---- DATA EXCERPTS
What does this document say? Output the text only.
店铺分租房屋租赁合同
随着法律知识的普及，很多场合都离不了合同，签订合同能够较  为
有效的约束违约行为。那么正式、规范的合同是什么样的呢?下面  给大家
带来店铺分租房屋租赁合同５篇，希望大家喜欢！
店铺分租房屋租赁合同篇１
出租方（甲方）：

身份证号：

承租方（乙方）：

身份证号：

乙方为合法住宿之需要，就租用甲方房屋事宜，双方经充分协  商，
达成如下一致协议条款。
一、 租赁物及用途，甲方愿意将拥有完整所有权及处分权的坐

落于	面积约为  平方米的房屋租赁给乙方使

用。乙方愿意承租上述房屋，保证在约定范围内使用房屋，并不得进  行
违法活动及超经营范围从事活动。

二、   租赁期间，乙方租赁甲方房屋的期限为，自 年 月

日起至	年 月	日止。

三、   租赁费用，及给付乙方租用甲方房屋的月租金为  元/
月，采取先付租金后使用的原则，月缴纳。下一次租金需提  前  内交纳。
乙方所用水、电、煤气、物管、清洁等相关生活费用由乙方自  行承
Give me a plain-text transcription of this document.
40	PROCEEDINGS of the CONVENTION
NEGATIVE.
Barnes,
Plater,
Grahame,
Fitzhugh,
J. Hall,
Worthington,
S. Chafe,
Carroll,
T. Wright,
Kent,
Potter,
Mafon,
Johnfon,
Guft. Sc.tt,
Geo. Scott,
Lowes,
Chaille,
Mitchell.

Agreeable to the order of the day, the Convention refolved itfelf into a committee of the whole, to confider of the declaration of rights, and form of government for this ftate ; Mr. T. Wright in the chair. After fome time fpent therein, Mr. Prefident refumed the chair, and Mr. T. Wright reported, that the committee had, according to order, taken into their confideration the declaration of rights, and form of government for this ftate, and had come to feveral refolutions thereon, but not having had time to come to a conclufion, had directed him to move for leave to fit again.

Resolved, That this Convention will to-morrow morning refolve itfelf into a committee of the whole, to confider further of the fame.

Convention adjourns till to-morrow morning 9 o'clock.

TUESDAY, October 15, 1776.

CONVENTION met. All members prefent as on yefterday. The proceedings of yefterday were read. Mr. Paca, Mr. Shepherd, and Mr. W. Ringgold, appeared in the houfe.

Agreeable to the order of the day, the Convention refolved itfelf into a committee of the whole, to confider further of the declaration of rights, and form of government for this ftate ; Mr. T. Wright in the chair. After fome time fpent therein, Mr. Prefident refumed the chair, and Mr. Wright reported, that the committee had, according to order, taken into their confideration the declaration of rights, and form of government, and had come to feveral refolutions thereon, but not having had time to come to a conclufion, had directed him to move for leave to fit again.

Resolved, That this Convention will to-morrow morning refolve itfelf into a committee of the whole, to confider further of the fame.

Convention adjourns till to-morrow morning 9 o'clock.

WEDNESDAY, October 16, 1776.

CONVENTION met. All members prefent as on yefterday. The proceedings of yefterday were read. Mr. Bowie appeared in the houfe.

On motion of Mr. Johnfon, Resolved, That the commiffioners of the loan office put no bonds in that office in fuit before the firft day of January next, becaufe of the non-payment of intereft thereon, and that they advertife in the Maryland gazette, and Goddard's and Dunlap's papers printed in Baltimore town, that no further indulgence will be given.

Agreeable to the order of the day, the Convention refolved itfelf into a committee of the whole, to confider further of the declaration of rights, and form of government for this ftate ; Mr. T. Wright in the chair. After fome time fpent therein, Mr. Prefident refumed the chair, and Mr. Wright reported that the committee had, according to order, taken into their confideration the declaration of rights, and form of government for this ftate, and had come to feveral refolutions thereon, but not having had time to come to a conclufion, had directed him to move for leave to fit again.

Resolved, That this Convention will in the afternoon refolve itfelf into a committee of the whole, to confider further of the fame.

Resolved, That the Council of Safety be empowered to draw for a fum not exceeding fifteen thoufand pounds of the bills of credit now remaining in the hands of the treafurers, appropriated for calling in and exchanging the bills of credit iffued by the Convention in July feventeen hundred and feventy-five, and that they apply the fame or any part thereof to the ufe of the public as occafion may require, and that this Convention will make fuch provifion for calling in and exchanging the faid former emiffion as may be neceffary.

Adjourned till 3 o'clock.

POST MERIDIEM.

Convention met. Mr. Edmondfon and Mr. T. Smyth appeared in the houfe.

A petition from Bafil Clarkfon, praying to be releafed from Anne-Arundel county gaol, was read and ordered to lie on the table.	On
--------
■ EXERCISE PROMPT ■
Each record must be repeated exactly as it is.

■ FINAL RESULT ■
What does this document say? Output the text only.
店铺分租房屋租赁合同
随着法律知识的普及，很多场合都离不了合同，签订合同能够较  为
有效的约束违约行为。那么正式、规范的合同是什么样的呢?下面  给大家
带来店铺分租房屋租赁合同５篇，希望大家喜欢！
店铺分租房屋租赁合同篇１
出租方（甲方）：

身份证号：

承租方（乙方）：

身份证号：

乙方为合法住宿之需要，就租用甲方房屋事宜，双方经充分协  商，
达成如下一致协议条款。
一、 租赁物及用途，甲方愿意将拥有完整所有权及处分权的坐

落于	面积约为  平方米的房屋租赁给乙方使

用。乙方愿意承租上述房屋，保证在约定范围内使用房屋，并不得进  行
违法活动及超经营范围从事活动。

二、   租赁期间，乙方租赁甲方房屋的期限为，自 年 月

日起至	年 月	日止。

三、   租赁费用，及给付乙方租用甲方房屋的月租金为  元/
月，采取先付租金后使用的原则，月缴纳。下一次租金需提  前  内交纳。
乙方所用水、电、煤气、物管、清洁等相关生活费用由乙方自  行承
Give me a plain-text transcription of this document.
40	PROCEEDINGS of the CONVENTION
NEGATIVE.
Barnes,
Plater,
Grahame,
Fitzhugh,
J. Hall,
Worthington,
S. Chafe,
Carroll,
T. Wright,
Kent,
Potter,
Mafon,
Johnfon,
Guft. Sc.tt,
Geo. Scott,
Lowes,
Chaille,
Mitchell.

Agreeable to the order of the day, the Convention refolved itfelf into a committee of the whole, to confider of the declaration of rights, and form of government for this ftate ; Mr. T. Wright in the chair. After fome time fpent therein, Mr. Prefident refumed the chair, and Mr. T. Wright reported, that the committee had, according to order, taken into their confideration the declaration of rights, and form of government for this ftate, and had come to feveral refolutions thereon, but not having had time to come to a conclufion, had directed him to move for leave to fit again.

Resolved, That this Convention will to-morrow morning refolve itfelf into a committee of the whole, to confider further of the fame.

Convention adjourns till to-morrow morning 9 o'clock.

TUESDAY, October 15, 1776.

CONVENTION met. All members prefent as on yefterday. The proceedings of yefterday were read. Mr. Paca, Mr. Shepherd, and Mr. W. Ringgold, appeared in the houfe.

Agreeable to the order of the day, the Convention refolved itfelf into a committee of the whole, to confider further of the declaration of rights, and form of government for this ftate ; Mr. T. Wright in the chair. After fome time fpent therein, Mr. Prefident refumed the chair, and Mr. Wright reported, that the committee had, according to order, taken into their confideration the declaration of rights, and form of government, and had come to feveral refolutions thereon, but not having had time to come to a conclufion, had directed him to move for leave to fit again.

Resolved, That this Convention will to-morrow morning refolve itfelf into a committee of the whole, to confider further of the fame.

Convention adjourns till to-morrow morning 9 o'clock.

WEDNESDAY, October 16, 1776.

CONVENTION met. All members prefent as on yefterday. The proceedings of yefterday were read. Mr. Bowie appeared in the houfe.

On motion of Mr. Johnfon, Resolved, That the commiffioners of the loan office put no bonds in that office in fuit before the firft day of January next, becaufe of the non-payment of intereft thereon, and that they advertife in the Maryland gazette, and Goddard's and Dunlap's papers printed in Baltimore town, that no further indulgence will be given.

Agreeable to the order of the day, the Convention refolved itfelf into a committee of the whole, to confider further of the declaration of rights, and form of government for this ftate ; Mr. T. Wright in the chair. After fome time fpent therein, Mr. Prefident refumed the chair, and Mr. Wright reported that the committee had, according to order, taken into their confideration the declaration of rights, and form of government for this ftate, and had come to feveral refolutions thereon, but not having had time to come to a conclufion, had directed him to move for leave to fit again.

Resolved, That this Convention will in the afternoon refolve itfelf into a committee of the whole, to confider further of the fame.

Resolved, That the Council of Safety be empowered to draw for a fum not exceeding fifteen thoufand pounds of the bills of credit now remaining in the hands of the treafurers, appropriated for calling in and exchanging the bills of credit iffued by the Convention in July feventeen hundred and feventy-five, and that they apply the fame or any part thereof to the ufe of the public as occafion may require, and that this Convention will make fuch provifion for calling in and exchanging the faid former emiffion as may be neceffary.

Adjourned till 3 o'clock.

POST MERIDIEM.

Convention met. Mr. Edmondfon and Mr. T. Smyth appeared in the houfe.

A petition from Bafil Clarkfon, praying to be releafed from Anne-Arundel county gaol, was read and ordered to lie on the table.	On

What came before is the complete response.